§ **Short exercise**
List all lines of the data containing the word "structured".
——————
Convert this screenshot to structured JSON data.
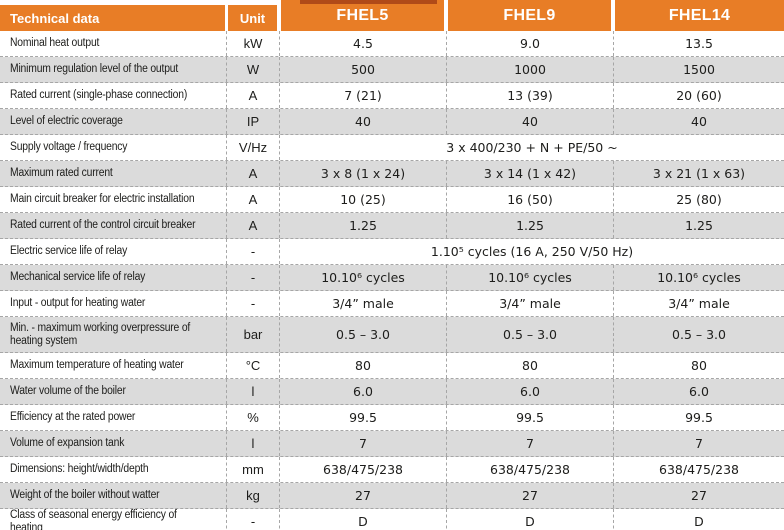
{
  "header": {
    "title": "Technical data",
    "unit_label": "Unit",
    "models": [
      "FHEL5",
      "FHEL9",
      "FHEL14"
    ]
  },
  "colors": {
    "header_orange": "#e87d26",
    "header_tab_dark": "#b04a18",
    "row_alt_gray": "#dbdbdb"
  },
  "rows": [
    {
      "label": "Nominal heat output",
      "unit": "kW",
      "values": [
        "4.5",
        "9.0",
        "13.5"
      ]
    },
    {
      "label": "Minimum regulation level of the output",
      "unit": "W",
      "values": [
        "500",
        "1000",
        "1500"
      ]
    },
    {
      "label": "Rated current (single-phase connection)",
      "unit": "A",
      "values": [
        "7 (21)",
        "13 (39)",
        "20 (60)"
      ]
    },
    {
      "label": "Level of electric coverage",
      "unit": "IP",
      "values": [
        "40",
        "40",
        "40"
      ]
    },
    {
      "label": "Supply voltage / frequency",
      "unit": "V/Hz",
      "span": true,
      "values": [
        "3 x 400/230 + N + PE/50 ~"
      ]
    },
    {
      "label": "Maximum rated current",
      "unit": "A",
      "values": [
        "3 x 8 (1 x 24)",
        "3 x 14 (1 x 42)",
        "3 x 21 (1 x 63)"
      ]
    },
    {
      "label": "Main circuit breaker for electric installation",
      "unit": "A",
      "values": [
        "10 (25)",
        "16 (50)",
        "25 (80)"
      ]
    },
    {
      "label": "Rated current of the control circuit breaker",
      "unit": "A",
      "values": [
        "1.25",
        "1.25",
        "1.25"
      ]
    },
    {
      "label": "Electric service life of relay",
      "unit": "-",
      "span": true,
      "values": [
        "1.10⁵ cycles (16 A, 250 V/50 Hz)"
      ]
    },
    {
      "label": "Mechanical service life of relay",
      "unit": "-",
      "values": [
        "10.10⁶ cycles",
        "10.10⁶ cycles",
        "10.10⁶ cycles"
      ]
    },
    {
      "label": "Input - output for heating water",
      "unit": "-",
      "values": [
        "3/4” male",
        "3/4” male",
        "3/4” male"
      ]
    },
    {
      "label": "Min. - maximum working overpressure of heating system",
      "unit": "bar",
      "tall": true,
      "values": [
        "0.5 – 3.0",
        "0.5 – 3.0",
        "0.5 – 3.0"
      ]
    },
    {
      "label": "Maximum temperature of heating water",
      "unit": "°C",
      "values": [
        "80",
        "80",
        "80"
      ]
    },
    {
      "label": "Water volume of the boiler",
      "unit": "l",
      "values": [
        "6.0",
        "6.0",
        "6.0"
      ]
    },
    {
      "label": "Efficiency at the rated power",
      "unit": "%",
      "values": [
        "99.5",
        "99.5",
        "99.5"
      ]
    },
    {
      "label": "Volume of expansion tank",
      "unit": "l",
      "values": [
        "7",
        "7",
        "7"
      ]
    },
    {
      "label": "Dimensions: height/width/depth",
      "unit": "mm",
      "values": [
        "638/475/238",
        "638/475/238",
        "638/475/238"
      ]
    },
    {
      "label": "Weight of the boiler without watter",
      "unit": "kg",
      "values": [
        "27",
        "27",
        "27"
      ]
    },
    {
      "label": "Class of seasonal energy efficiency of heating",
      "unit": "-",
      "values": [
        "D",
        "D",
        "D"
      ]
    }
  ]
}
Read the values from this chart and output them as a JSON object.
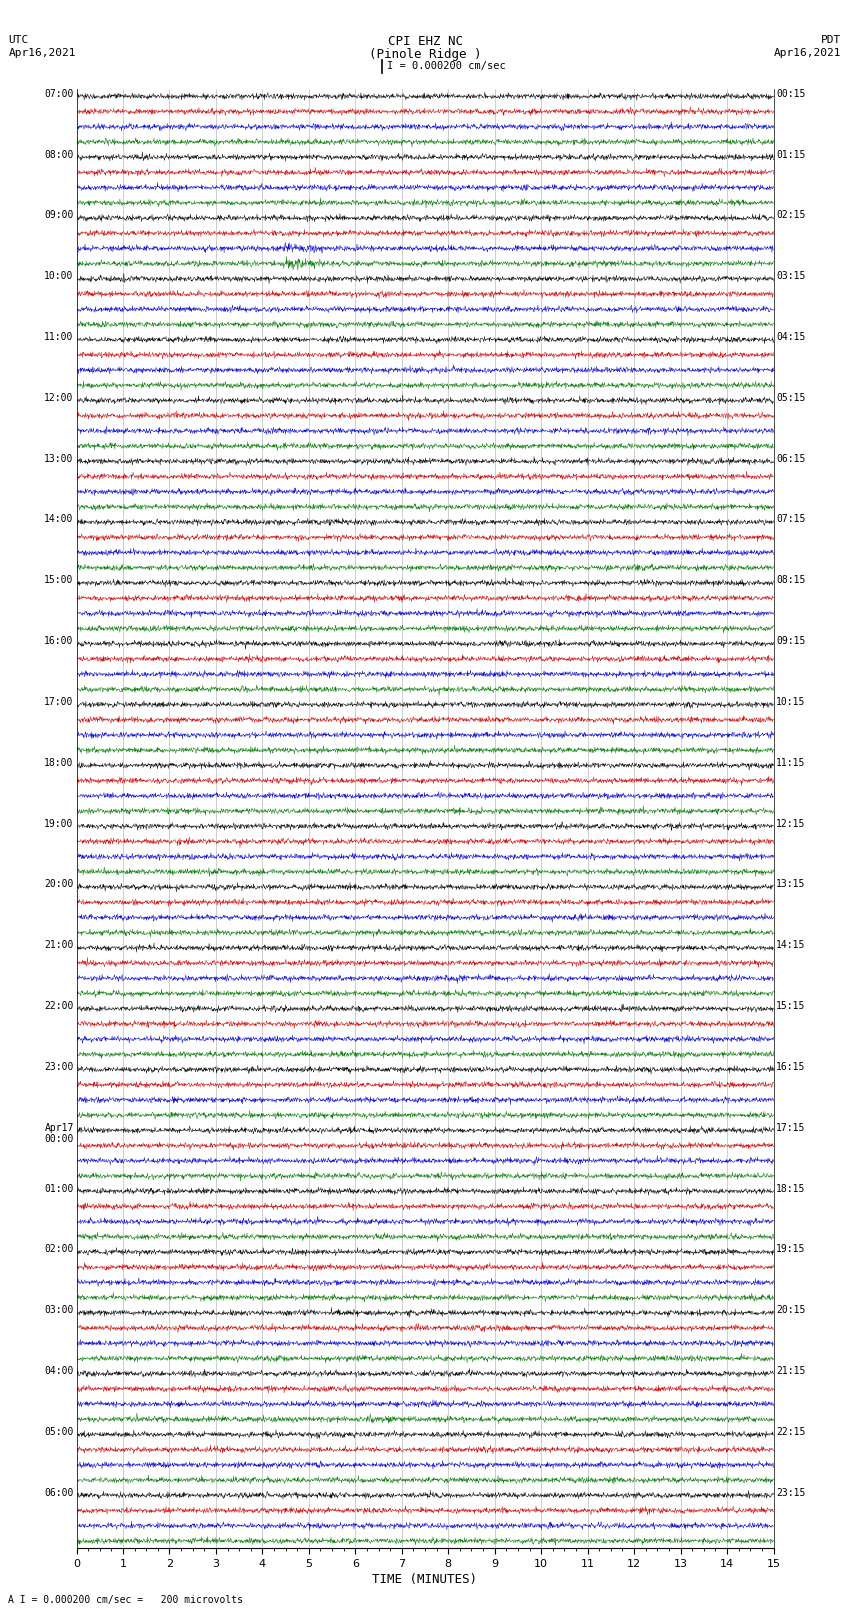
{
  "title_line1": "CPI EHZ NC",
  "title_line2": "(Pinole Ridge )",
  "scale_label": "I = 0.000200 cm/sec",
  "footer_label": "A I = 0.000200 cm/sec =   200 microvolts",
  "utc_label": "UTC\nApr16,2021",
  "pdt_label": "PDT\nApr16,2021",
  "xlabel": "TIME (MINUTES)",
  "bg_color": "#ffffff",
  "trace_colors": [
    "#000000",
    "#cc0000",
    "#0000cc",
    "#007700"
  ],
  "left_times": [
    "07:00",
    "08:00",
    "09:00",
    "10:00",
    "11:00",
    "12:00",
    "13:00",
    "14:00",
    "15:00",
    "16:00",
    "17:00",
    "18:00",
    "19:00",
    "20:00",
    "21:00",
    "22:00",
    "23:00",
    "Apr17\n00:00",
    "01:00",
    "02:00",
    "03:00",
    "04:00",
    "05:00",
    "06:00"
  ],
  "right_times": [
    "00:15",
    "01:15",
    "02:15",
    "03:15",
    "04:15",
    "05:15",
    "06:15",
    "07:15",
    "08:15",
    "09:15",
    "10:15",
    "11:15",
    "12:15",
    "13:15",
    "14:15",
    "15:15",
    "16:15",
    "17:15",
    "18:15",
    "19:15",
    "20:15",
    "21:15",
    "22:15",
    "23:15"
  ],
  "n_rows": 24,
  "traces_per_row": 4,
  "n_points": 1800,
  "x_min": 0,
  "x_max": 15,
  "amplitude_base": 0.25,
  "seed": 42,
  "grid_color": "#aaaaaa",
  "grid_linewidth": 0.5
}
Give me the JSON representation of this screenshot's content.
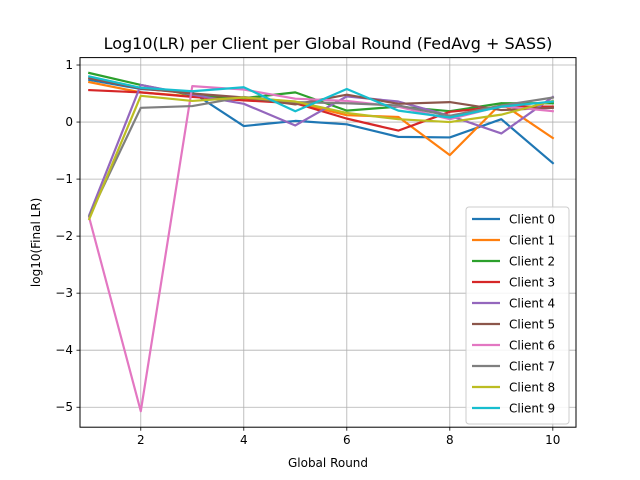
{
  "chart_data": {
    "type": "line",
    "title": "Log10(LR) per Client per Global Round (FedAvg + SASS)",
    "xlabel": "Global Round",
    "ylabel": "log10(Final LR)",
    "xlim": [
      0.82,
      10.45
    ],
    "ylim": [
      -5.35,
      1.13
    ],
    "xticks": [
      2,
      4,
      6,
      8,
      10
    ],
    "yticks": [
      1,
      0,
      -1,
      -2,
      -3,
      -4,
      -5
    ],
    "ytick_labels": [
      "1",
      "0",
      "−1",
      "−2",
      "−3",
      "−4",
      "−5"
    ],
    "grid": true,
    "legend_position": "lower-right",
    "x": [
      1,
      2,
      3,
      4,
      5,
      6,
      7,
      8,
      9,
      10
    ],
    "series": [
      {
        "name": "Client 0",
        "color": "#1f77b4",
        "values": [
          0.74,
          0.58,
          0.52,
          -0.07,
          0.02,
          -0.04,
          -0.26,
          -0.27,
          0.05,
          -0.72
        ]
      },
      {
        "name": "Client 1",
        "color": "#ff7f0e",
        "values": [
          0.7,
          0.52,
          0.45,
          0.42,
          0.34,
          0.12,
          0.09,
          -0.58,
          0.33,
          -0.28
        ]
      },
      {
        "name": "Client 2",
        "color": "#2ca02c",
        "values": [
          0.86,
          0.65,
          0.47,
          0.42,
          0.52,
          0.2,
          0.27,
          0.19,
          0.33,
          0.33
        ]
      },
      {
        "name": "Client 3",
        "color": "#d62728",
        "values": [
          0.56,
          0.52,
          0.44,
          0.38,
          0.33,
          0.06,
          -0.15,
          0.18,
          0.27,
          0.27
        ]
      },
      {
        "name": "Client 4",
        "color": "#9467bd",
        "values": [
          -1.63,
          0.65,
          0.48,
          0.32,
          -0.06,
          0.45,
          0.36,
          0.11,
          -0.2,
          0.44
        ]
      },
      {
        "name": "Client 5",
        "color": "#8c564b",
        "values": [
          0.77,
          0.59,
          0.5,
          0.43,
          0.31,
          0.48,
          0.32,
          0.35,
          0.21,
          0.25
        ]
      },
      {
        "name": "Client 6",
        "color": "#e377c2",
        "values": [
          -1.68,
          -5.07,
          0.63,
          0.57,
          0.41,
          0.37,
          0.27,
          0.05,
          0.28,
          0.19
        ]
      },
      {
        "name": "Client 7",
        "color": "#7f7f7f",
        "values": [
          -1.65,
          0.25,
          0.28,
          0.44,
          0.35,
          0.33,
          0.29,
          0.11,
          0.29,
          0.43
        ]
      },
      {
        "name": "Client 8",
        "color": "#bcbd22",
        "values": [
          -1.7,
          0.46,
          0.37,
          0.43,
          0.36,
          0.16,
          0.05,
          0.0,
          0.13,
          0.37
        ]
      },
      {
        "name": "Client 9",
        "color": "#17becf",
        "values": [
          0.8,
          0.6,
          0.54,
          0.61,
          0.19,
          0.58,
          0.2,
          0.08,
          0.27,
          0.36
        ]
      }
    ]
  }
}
——————
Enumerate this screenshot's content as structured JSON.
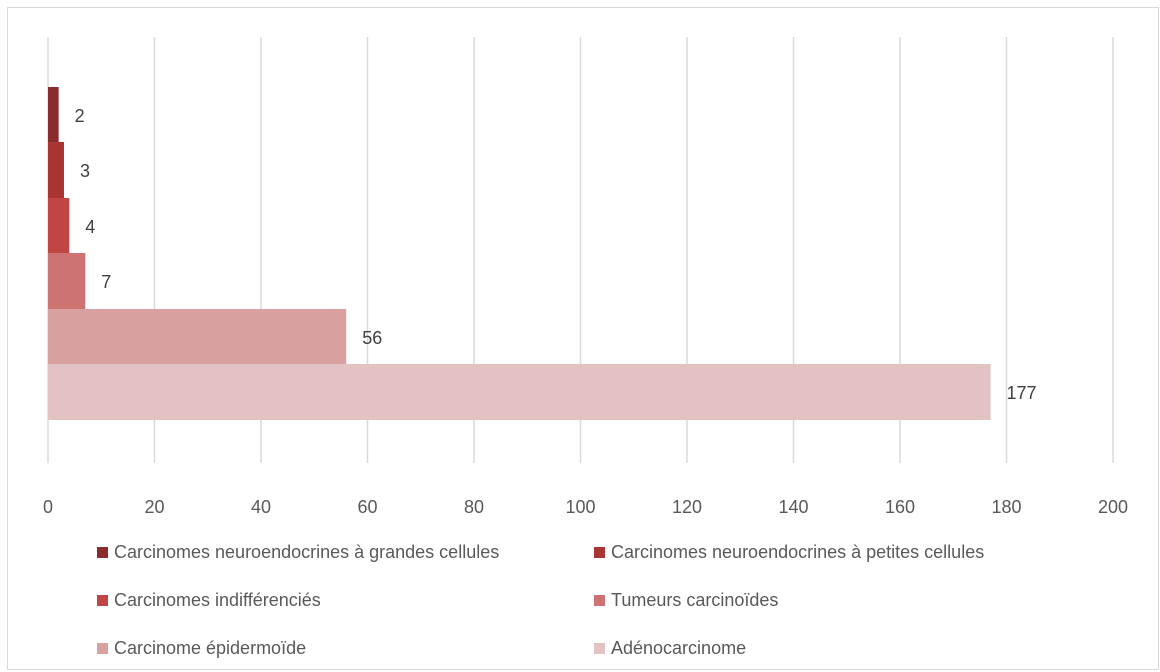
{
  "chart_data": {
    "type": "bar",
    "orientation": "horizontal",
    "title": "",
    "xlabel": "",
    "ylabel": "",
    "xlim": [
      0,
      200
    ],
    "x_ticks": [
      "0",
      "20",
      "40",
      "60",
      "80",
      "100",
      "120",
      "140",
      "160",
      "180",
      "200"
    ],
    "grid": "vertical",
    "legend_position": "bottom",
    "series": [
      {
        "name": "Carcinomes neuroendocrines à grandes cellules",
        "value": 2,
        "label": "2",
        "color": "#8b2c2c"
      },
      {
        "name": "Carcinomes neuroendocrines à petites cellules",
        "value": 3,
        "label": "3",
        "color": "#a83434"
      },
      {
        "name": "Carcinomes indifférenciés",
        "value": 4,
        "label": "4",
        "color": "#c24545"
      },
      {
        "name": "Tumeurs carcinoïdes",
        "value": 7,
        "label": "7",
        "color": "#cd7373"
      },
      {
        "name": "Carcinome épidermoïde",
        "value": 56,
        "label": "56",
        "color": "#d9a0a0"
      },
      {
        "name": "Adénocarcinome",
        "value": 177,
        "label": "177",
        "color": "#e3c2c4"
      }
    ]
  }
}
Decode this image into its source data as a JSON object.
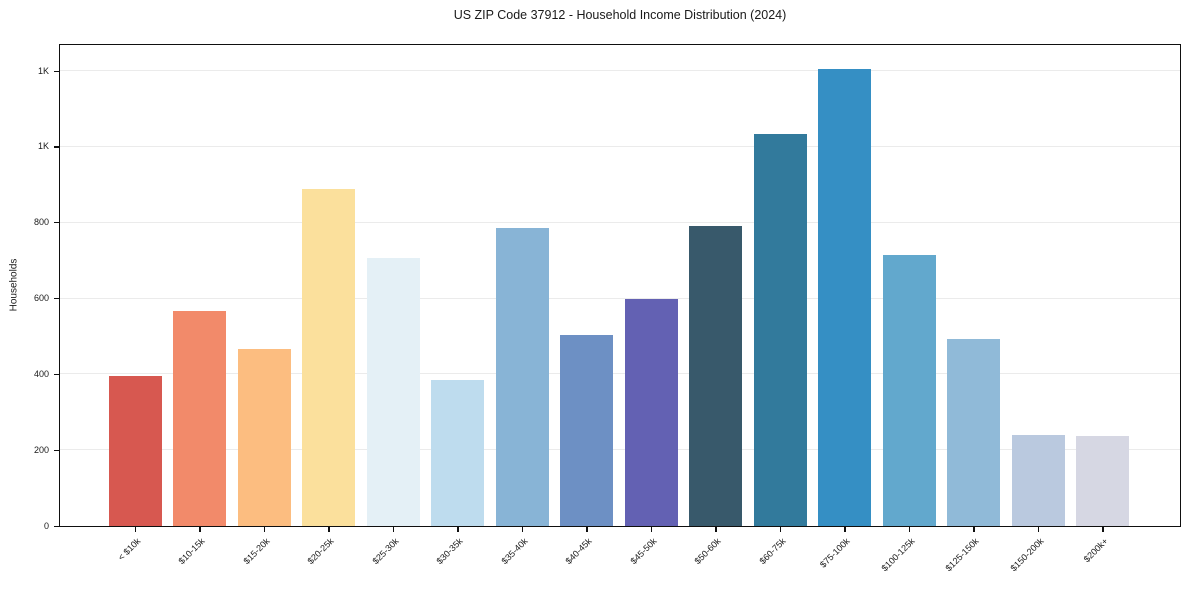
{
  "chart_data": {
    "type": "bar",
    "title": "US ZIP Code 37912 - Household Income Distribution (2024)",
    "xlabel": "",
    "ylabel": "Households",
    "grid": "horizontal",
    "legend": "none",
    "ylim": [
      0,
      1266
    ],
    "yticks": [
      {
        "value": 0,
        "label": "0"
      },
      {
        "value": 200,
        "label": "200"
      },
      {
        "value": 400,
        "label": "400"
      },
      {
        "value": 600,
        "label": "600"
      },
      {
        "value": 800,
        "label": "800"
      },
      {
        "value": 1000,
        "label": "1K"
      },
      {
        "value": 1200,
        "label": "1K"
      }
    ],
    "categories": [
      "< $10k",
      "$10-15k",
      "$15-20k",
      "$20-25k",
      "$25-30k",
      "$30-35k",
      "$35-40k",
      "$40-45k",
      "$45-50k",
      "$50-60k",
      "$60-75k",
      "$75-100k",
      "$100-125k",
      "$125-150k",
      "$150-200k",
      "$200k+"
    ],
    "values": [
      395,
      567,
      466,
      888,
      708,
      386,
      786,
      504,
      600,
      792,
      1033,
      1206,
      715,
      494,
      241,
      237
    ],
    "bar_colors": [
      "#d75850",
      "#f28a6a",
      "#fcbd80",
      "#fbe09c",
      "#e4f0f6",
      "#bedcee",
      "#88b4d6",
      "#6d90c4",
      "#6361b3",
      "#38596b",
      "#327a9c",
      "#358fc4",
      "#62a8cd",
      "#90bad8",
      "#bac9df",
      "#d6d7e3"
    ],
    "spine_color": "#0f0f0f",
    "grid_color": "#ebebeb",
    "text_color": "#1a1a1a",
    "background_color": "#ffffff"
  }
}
——————
§ **Result for this exercise**
Convert this screenshot to structured JSON data.
Enumerate this screenshot's content as structured JSON.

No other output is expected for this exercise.